• _The problem_
Restate the records below word for word.

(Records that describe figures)
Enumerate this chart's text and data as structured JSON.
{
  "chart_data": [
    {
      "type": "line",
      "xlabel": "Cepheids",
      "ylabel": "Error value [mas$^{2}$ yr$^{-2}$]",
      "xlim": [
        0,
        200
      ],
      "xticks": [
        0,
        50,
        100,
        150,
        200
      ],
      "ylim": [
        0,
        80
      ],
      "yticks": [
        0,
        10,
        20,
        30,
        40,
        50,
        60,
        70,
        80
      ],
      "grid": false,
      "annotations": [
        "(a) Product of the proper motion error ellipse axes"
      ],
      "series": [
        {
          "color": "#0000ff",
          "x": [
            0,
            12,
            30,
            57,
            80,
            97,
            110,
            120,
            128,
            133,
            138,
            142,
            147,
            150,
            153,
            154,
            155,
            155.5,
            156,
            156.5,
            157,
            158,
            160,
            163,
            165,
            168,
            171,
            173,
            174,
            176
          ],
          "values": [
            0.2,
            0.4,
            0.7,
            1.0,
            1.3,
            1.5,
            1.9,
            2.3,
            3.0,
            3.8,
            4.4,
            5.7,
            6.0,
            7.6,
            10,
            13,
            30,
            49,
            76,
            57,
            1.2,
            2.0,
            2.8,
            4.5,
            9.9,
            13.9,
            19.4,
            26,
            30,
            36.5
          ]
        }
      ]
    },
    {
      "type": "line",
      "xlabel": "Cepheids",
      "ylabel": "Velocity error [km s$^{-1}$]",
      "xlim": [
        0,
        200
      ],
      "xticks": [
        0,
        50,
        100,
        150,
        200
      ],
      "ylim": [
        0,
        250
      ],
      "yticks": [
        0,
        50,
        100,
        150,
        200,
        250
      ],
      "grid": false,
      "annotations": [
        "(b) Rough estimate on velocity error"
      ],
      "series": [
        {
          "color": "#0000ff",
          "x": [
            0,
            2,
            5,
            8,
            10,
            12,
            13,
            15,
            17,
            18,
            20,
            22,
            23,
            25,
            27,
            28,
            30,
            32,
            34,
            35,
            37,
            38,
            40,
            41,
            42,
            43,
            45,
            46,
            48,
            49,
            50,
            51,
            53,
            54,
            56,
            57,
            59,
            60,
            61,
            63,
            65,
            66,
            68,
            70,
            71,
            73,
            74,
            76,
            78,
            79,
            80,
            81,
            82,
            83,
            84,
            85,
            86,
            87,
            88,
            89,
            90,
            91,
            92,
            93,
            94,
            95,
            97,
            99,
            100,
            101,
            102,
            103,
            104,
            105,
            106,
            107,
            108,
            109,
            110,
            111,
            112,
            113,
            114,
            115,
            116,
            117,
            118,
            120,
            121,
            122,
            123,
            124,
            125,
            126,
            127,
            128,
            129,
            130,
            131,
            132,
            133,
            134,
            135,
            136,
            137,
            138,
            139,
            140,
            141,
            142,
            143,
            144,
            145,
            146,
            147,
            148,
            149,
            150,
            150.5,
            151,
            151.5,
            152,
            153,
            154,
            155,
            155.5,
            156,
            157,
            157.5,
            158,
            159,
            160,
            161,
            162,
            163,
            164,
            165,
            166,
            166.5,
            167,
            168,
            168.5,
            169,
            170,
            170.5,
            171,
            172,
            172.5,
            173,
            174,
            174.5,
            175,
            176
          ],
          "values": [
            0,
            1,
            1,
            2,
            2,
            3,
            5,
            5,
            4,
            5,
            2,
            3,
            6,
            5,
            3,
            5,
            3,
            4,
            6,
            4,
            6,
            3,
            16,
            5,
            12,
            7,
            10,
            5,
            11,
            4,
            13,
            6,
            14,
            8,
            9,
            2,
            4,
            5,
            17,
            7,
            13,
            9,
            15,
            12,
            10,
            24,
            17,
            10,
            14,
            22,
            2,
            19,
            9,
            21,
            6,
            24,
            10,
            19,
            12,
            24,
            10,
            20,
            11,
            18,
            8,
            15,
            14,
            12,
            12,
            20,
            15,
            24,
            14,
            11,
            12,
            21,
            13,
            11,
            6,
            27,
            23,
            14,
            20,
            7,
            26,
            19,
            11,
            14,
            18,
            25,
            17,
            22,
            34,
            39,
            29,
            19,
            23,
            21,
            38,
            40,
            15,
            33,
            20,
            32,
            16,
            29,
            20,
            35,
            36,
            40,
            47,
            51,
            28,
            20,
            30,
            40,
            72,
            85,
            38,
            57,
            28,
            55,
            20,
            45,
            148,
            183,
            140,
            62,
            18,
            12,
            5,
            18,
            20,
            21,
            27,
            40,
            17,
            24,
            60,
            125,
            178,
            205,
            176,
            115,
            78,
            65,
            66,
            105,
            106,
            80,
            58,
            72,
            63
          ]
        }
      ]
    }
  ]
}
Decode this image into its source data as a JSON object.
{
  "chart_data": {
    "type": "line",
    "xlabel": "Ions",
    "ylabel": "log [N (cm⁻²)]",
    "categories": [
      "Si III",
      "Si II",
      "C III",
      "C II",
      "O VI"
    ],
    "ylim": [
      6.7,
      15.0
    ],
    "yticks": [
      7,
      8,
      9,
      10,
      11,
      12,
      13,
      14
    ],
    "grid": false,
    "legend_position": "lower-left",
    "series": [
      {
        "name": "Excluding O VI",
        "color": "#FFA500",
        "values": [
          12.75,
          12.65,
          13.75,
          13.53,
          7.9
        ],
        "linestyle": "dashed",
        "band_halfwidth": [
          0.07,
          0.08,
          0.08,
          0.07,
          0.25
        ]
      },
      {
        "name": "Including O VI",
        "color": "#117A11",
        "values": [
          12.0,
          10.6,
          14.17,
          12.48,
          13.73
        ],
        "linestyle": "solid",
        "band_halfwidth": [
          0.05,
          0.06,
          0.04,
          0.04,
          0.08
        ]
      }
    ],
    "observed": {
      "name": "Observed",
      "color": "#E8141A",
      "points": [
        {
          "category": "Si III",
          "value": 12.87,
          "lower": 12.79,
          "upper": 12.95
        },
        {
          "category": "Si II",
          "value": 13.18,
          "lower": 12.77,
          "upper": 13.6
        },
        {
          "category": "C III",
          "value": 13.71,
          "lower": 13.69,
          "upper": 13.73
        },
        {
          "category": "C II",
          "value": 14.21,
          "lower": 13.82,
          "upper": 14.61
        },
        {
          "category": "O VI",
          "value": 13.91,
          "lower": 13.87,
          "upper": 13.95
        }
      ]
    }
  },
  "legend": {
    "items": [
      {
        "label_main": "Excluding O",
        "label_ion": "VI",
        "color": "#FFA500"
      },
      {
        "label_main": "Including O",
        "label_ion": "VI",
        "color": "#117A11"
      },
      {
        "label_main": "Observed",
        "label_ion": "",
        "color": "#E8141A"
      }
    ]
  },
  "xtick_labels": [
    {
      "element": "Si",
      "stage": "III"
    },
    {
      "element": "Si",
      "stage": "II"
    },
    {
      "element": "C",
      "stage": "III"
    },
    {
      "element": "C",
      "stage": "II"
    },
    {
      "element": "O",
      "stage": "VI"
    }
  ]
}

• _Full response_
Enumerate this chart's text and data as structured JSON.
{
  "chart_data": [
    {
      "type": "line",
      "xlabel": "Cepheids",
      "ylabel": "Error value [mas$^{2}$ yr$^{-2}$]",
      "xlim": [
        0,
        200
      ],
      "xticks": [
        0,
        50,
        100,
        150,
        200
      ],
      "ylim": [
        0,
        80
      ],
      "yticks": [
        0,
        10,
        20,
        30,
        40,
        50,
        60,
        70,
        80
      ],
      "grid": false,
      "annotations": [
        "(a) Product of the proper motion error ellipse axes"
      ],
      "series": [
        {
          "color": "#0000ff",
          "x": [
            0,
            12,
            30,
            57,
            80,
            97,
            110,
            120,
            128,
            133,
            138,
            142,
            147,
            150,
            153,
            154,
            155,
            155.5,
            156,
            156.5,
            157,
            158,
            160,
            163,
            165,
            168,
            171,
            173,
            174,
            176
          ],
          "values": [
            0.2,
            0.4,
            0.7,
            1.0,
            1.3,
            1.5,
            1.9,
            2.3,
            3.0,
            3.8,
            4.4,
            5.7,
            6.0,
            7.6,
            10,
            13,
            30,
            49,
            76,
            57,
            1.2,
            2.0,
            2.8,
            4.5,
            9.9,
            13.9,
            19.4,
            26,
            30,
            36.5
          ]
        }
      ]
    },
    {
      "type": "line",
      "xlabel": "Cepheids",
      "ylabel": "Velocity error [km s$^{-1}$]",
      "xlim": [
        0,
        200
      ],
      "xticks": [
        0,
        50,
        100,
        150,
        200
      ],
      "ylim": [
        0,
        250
      ],
      "yticks": [
        0,
        50,
        100,
        150,
        200,
        250
      ],
      "grid": false,
      "annotations": [
        "(b) Rough estimate on velocity error"
      ],
      "series": [
        {
          "color": "#0000ff",
          "x": [
            0,
            2,
            5,
            8,
            10,
            12,
            13,
            15,
            17,
            18,
            20,
            22,
            23,
            25,
            27,
            28,
            30,
            32,
            34,
            35,
            37,
            38,
            40,
            41,
            42,
            43,
            45,
            46,
            48,
            49,
            50,
            51,
            53,
            54,
            56,
            57,
            59,
            60,
            61,
            63,
            65,
            66,
            68,
            70,
            71,
            73,
            74,
            76,
            78,
            79,
            80,
            81,
            82,
            83,
            84,
            85,
            86,
            87,
            88,
            89,
            90,
            91,
            92,
            93,
            94,
            95,
            97,
            99,
            100,
            101,
            102,
            103,
            104,
            105,
            106,
            107,
            108,
            109,
            110,
            111,
            112,
            113,
            114,
            115,
            116,
            117,
            118,
            120,
            121,
            122,
            123,
            124,
            125,
            126,
            127,
            128,
            129,
            130,
            131,
            132,
            133,
            134,
            135,
            136,
            137,
            138,
            139,
            140,
            141,
            142,
            143,
            144,
            145,
            146,
            147,
            148,
            149,
            150,
            150.5,
            151,
            151.5,
            152,
            153,
            154,
            155,
            155.5,
            156,
            157,
            157.5,
            158,
            159,
            160,
            161,
            162,
            163,
            164,
            165,
            166,
            166.5,
            167,
            168,
            168.5,
            169,
            170,
            170.5,
            171,
            172,
            172.5,
            173,
            174,
            174.5,
            175,
            176
          ],
          "values": [
            0,
            1,
            1,
            2,
            2,
            3,
            5,
            5,
            4,
            5,
            2,
            3,
            6,
            5,
            3,
            5,
            3,
            4,
            6,
            4,
            6,
            3,
            16,
            5,
            12,
            7,
            10,
            5,
            11,
            4,
            13,
            6,
            14,
            8,
            9,
            2,
            4,
            5,
            17,
            7,
            13,
            9,
            15,
            12,
            10,
            24,
            17,
            10,
            14,
            22,
            2,
            19,
            9,
            21,
            6,
            24,
            10,
            19,
            12,
            24,
            10,
            20,
            11,
            18,
            8,
            15,
            14,
            12,
            12,
            20,
            15,
            24,
            14,
            11,
            12,
            21,
            13,
            11,
            6,
            27,
            23,
            14,
            20,
            7,
            26,
            19,
            11,
            14,
            18,
            25,
            17,
            22,
            34,
            39,
            29,
            19,
            23,
            21,
            38,
            40,
            15,
            33,
            20,
            32,
            16,
            29,
            20,
            35,
            36,
            40,
            47,
            51,
            28,
            20,
            30,
            40,
            72,
            85,
            38,
            57,
            28,
            55,
            20,
            45,
            148,
            183,
            140,
            62,
            18,
            12,
            5,
            18,
            20,
            21,
            27,
            40,
            17,
            24,
            60,
            125,
            178,
            205,
            176,
            115,
            78,
            65,
            66,
            105,
            106,
            80,
            58,
            72,
            63
          ]
        }
      ]
    }
  ]
}
Decode this image into its source data as a JSON object.
{
  "chart_data": {
    "type": "line",
    "xlabel": "Ions",
    "ylabel": "log [N (cm⁻²)]",
    "categories": [
      "Si III",
      "Si II",
      "C III",
      "C II",
      "O VI"
    ],
    "ylim": [
      6.7,
      15.0
    ],
    "yticks": [
      7,
      8,
      9,
      10,
      11,
      12,
      13,
      14
    ],
    "grid": false,
    "legend_position": "lower-left",
    "series": [
      {
        "name": "Excluding O VI",
        "color": "#FFA500",
        "values": [
          12.75,
          12.65,
          13.75,
          13.53,
          7.9
        ],
        "linestyle": "dashed",
        "band_halfwidth": [
          0.07,
          0.08,
          0.08,
          0.07,
          0.25
        ]
      },
      {
        "name": "Including O VI",
        "color": "#117A11",
        "values": [
          12.0,
          10.6,
          14.17,
          12.48,
          13.73
        ],
        "linestyle": "solid",
        "band_halfwidth": [
          0.05,
          0.06,
          0.04,
          0.04,
          0.08
        ]
      }
    ],
    "observed": {
      "name": "Observed",
      "color": "#E8141A",
      "points": [
        {
          "category": "Si III",
          "value": 12.87,
          "lower": 12.79,
          "upper": 12.95
        },
        {
          "category": "Si II",
          "value": 13.18,
          "lower": 12.77,
          "upper": 13.6
        },
        {
          "category": "C III",
          "value": 13.71,
          "lower": 13.69,
          "upper": 13.73
        },
        {
          "category": "C II",
          "value": 14.21,
          "lower": 13.82,
          "upper": 14.61
        },
        {
          "category": "O VI",
          "value": 13.91,
          "lower": 13.87,
          "upper": 13.95
        }
      ]
    }
  },
  "legend": {
    "items": [
      {
        "label_main": "Excluding O",
        "label_ion": "VI",
        "color": "#FFA500"
      },
      {
        "label_main": "Including O",
        "label_ion": "VI",
        "color": "#117A11"
      },
      {
        "label_main": "Observed",
        "label_ion": "",
        "color": "#E8141A"
      }
    ]
  },
  "xtick_labels": [
    {
      "element": "Si",
      "stage": "III"
    },
    {
      "element": "Si",
      "stage": "II"
    },
    {
      "element": "C",
      "stage": "III"
    },
    {
      "element": "C",
      "stage": "II"
    },
    {
      "element": "O",
      "stage": "VI"
    }
  ]
}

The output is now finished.